- [DATA EXCERPTS]
:::
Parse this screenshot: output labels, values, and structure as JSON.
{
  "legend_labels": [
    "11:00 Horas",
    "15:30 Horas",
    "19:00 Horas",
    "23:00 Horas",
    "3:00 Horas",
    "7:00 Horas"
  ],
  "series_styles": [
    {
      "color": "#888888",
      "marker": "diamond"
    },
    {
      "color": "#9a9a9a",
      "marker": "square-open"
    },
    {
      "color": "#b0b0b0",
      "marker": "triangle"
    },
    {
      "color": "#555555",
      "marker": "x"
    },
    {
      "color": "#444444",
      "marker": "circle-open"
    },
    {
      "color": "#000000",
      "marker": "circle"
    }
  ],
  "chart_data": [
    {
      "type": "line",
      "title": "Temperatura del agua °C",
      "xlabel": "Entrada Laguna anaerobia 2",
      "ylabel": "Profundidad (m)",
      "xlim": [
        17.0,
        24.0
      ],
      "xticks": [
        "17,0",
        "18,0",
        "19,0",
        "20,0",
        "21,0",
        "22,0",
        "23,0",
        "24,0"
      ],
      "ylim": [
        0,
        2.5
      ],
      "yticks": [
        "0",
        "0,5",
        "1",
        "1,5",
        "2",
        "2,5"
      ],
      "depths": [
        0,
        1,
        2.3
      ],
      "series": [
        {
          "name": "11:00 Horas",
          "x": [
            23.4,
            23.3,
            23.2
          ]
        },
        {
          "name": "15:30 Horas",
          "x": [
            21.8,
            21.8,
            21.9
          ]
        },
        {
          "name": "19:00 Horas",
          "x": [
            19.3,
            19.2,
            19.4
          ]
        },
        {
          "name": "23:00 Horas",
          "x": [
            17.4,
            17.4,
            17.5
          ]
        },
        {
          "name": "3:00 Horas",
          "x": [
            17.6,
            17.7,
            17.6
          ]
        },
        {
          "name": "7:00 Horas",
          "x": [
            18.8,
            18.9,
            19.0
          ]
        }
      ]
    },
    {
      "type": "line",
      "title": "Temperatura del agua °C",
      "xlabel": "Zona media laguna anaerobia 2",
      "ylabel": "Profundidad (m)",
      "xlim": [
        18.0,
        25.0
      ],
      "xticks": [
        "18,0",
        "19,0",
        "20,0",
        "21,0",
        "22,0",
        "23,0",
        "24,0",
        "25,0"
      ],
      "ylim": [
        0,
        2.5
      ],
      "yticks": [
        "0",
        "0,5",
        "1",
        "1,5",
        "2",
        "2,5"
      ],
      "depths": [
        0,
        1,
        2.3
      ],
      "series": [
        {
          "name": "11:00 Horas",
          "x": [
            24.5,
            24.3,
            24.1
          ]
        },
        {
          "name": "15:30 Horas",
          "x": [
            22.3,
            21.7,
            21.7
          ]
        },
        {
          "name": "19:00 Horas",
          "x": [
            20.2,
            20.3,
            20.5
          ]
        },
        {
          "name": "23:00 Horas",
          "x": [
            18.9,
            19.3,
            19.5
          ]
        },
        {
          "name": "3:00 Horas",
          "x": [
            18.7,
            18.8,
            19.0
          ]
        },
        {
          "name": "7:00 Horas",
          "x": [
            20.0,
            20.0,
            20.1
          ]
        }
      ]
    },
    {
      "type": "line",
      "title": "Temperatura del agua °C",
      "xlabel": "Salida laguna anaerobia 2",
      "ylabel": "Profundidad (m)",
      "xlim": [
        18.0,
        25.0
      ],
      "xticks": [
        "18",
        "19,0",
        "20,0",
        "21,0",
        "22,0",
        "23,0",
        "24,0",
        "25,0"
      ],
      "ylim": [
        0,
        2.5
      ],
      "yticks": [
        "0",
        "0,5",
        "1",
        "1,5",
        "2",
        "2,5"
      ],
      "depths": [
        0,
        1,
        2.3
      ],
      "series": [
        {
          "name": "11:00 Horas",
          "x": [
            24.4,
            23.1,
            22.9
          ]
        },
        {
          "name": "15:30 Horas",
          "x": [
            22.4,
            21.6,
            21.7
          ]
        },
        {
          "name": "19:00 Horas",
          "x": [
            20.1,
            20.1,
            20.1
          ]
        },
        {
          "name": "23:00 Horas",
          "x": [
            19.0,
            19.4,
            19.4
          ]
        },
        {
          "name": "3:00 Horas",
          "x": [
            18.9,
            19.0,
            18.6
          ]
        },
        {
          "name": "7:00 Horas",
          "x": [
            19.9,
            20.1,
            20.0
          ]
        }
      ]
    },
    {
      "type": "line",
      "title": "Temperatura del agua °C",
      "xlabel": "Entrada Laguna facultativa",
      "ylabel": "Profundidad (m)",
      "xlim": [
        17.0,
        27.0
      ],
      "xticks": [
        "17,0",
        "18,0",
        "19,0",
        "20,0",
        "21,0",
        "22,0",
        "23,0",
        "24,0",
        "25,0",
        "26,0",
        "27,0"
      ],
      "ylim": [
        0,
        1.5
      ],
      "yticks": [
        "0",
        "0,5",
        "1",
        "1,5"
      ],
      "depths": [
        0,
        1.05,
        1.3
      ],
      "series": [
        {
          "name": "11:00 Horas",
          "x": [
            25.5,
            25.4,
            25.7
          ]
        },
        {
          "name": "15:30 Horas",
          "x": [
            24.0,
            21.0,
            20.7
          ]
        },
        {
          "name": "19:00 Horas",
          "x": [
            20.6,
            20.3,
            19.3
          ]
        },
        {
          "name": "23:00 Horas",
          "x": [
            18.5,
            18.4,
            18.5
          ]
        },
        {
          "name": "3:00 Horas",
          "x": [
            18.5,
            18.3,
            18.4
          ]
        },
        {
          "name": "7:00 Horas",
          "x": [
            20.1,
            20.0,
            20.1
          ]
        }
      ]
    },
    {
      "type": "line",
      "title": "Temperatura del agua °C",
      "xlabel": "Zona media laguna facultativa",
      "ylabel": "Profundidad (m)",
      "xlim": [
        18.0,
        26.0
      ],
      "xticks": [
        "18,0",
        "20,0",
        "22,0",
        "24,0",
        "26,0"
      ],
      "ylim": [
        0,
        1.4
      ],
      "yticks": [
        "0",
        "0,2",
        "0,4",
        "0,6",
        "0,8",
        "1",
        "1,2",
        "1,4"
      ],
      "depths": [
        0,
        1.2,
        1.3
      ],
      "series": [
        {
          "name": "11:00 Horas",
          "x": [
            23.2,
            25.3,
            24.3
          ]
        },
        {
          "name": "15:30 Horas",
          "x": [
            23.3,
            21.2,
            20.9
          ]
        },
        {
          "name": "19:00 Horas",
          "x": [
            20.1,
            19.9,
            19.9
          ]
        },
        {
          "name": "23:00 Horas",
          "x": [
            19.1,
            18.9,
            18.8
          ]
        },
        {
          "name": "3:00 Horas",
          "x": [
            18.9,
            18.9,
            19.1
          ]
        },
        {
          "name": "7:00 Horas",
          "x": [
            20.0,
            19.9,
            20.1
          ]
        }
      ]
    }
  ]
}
:::
- [TASK TO COMPLETE] Using the listing above, work out how many of its lines include "Entrada", and give only the result.

- [FULL SOLUTION] 2